Records of labeled boxes:

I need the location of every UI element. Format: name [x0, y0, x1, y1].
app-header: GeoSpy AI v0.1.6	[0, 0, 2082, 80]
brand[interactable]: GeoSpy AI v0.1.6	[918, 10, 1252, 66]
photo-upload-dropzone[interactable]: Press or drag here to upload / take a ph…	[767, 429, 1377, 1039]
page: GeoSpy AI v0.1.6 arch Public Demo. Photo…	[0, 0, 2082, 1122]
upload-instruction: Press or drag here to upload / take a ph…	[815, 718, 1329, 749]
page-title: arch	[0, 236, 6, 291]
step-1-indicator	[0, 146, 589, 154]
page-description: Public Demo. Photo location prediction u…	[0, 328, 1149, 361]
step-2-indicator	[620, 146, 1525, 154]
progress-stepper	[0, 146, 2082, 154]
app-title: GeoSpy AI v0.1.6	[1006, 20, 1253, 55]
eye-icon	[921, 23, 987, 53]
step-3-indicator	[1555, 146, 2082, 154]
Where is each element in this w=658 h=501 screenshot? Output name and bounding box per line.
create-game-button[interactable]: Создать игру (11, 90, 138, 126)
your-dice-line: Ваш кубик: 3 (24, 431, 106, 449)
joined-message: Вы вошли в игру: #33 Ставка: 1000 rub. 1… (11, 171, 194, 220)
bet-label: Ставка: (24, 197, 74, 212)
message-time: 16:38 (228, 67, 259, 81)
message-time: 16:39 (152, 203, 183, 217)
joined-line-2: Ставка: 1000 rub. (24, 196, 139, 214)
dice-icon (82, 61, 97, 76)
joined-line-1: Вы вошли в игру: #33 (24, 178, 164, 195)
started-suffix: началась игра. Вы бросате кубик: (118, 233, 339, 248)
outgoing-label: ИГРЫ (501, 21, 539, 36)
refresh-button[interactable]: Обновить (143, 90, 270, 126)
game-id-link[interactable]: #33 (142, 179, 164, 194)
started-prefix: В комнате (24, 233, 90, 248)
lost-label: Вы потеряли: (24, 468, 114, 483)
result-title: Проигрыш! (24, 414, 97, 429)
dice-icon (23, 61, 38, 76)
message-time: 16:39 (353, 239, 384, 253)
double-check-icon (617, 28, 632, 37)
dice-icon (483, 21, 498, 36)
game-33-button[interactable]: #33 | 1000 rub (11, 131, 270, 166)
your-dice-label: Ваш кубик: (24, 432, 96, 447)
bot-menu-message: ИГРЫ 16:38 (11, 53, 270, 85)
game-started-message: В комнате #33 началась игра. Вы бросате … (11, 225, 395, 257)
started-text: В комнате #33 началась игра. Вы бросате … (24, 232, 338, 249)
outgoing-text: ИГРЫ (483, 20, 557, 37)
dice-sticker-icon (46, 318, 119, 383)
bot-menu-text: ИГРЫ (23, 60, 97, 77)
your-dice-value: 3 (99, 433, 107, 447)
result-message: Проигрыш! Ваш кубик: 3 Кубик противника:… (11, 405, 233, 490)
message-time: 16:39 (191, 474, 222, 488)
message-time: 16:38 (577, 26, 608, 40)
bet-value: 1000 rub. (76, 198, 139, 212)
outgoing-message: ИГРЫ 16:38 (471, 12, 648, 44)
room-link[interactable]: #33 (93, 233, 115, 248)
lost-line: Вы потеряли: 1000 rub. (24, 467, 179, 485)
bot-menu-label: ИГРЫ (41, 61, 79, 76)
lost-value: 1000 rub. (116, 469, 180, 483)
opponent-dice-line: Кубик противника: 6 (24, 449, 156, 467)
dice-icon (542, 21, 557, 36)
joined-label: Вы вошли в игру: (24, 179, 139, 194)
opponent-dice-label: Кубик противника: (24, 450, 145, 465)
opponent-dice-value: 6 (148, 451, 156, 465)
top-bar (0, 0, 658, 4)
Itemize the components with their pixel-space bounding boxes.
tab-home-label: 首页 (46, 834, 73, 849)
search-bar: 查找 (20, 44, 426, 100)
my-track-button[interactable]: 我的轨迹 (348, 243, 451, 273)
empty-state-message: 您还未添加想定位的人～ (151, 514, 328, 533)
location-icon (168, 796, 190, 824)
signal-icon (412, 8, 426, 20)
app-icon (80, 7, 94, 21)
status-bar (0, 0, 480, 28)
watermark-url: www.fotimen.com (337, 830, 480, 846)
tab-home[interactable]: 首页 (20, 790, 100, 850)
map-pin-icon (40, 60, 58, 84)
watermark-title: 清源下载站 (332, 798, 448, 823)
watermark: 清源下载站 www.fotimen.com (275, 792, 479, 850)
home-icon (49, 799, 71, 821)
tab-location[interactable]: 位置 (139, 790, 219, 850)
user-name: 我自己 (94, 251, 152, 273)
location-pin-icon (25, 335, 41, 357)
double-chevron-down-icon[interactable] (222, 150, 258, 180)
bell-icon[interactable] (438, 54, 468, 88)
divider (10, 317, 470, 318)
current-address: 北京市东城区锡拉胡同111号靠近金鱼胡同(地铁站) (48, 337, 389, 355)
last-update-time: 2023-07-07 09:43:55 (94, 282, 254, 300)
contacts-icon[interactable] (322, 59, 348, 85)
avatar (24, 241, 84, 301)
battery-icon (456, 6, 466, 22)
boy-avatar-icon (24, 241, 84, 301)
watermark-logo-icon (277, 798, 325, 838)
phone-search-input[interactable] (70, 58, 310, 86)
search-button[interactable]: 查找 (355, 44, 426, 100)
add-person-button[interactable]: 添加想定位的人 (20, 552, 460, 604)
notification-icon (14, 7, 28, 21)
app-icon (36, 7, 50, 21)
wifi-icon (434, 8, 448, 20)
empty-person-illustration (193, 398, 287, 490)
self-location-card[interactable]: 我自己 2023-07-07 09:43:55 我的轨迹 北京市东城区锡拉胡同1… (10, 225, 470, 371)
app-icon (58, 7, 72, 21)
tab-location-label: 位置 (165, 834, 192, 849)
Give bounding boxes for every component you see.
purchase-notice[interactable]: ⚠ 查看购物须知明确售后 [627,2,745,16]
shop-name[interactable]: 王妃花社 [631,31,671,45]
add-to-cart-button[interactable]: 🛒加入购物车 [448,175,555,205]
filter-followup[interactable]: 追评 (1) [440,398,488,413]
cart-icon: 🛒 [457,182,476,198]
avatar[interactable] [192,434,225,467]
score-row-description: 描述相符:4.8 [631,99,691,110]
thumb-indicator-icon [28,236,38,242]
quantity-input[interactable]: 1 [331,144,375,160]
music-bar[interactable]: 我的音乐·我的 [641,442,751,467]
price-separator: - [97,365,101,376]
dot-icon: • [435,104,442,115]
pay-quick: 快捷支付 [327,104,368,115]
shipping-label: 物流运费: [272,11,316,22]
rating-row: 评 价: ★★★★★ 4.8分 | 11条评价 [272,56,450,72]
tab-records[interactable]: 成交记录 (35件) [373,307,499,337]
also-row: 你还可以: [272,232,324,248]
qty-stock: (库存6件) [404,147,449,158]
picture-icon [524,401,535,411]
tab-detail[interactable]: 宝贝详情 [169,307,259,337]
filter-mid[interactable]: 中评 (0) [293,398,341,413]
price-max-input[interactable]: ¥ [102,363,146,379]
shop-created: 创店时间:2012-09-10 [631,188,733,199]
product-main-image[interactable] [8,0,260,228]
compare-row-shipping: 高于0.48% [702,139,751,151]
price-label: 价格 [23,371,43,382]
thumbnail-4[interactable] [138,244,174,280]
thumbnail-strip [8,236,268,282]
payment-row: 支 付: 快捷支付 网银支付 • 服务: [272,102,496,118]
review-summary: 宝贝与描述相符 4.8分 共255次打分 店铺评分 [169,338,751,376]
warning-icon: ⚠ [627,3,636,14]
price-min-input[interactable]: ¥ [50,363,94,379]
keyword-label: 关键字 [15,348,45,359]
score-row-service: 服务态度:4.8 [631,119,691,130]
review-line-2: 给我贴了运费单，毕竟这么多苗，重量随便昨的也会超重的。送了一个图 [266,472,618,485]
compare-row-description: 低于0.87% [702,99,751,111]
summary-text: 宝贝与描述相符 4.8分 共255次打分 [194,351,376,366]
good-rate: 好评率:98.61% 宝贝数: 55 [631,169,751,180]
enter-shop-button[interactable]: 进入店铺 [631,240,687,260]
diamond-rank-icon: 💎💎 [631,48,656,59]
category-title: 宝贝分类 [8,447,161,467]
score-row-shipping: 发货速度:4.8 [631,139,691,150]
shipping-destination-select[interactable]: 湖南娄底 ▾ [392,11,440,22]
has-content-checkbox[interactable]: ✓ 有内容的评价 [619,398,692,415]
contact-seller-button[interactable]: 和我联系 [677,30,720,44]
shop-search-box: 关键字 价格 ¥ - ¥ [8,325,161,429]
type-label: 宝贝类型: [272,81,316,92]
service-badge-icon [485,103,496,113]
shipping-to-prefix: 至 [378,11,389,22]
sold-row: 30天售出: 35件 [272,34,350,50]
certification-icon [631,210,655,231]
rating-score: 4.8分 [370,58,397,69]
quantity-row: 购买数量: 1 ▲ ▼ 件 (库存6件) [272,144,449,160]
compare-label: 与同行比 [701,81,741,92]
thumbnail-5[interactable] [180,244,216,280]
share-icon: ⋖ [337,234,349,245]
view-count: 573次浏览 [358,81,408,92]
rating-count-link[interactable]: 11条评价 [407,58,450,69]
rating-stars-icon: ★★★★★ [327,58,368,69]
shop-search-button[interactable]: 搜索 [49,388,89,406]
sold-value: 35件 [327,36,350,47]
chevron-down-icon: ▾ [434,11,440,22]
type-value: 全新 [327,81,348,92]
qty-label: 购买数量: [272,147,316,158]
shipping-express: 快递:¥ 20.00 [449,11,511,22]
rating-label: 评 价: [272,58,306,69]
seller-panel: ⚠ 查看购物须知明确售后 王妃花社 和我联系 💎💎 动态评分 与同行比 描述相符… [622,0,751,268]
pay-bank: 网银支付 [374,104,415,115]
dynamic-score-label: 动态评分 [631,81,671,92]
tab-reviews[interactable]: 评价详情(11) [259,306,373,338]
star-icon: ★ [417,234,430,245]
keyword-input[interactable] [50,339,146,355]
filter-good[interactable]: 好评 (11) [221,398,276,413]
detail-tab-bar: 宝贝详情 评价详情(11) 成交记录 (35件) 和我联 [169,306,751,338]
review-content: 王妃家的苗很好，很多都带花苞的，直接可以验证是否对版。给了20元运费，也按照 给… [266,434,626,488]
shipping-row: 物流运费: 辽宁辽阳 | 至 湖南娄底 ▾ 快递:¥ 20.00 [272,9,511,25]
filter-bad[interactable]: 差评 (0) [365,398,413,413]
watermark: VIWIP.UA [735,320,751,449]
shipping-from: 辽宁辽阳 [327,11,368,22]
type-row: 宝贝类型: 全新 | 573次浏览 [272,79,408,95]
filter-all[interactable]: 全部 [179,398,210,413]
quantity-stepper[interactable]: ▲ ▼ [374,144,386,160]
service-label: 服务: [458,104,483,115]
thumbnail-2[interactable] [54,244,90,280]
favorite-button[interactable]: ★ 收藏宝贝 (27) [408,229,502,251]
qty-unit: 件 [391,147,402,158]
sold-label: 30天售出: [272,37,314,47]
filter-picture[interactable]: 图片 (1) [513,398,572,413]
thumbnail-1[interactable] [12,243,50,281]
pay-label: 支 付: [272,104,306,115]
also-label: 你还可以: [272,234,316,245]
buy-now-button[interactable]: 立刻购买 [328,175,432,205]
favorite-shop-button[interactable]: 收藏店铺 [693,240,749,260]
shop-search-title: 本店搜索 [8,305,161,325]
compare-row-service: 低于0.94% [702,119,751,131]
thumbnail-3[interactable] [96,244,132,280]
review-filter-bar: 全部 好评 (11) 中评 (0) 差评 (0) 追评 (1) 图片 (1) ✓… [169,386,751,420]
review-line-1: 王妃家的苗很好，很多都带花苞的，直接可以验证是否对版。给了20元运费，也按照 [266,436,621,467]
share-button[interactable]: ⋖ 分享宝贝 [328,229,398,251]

▶ [Do this]:
From the first line through the line containing "dice-icon (483, 21, 498, 36)", rewrite the lines with every "message-time" changed to "timestamp" and nothing else altered.

▶ [Response to this task]:
I need the location of every UI element. Format: name [x0, y0, x1, y1].
app-header: GeoSpy AI v0.1.6	[0, 0, 2082, 80]
brand[interactable]: GeoSpy AI v0.1.6	[918, 10, 1252, 66]
photo-upload-dropzone[interactable]: Press or drag here to upload / take a ph…	[767, 429, 1377, 1039]
page: GeoSpy AI v0.1.6 arch Public Demo. Photo…	[0, 0, 2082, 1122]
upload-instruction: Press or drag here to upload / take a ph…	[815, 718, 1329, 749]
page-title: arch	[0, 236, 6, 291]
step-1-indicator	[0, 146, 589, 154]
page-description: Public Demo. Photo location prediction u…	[0, 328, 1149, 361]
step-2-indicator	[620, 146, 1525, 154]
progress-stepper	[0, 146, 2082, 154]
app-title: GeoSpy AI v0.1.6	[1006, 20, 1253, 55]
eye-icon	[921, 23, 987, 53]
step-3-indicator	[1555, 146, 2082, 154]
Where is each element in this w=658 h=501 screenshot? Output name and bounding box per line.
create-game-button[interactable]: Создать игру (11, 90, 138, 126)
your-dice-line: Ваш кубик: 3 (24, 431, 106, 449)
joined-message: Вы вошли в игру: #33 Ставка: 1000 rub. 1… (11, 171, 194, 220)
bet-label: Ставка: (24, 197, 74, 212)
timestamp: 16:38 (228, 67, 259, 81)
timestamp: 16:39 (152, 203, 183, 217)
joined-line-2: Ставка: 1000 rub. (24, 196, 139, 214)
dice-icon (82, 61, 97, 76)
joined-line-1: Вы вошли в игру: #33 (24, 178, 164, 195)
started-suffix: началась игра. Вы бросате кубик: (118, 233, 339, 248)
outgoing-label: ИГРЫ (501, 21, 539, 36)
refresh-button[interactable]: Обновить (143, 90, 270, 126)
game-id-link[interactable]: #33 (142, 179, 164, 194)
started-prefix: В комнате (24, 233, 90, 248)
lost-label: Вы потеряли: (24, 468, 114, 483)
result-title: Проигрыш! (24, 414, 97, 429)
dice-icon (23, 61, 38, 76)
timestamp: 16:39 (353, 239, 384, 253)
double-check-icon (617, 28, 632, 37)
dice-icon (483, 21, 498, 36)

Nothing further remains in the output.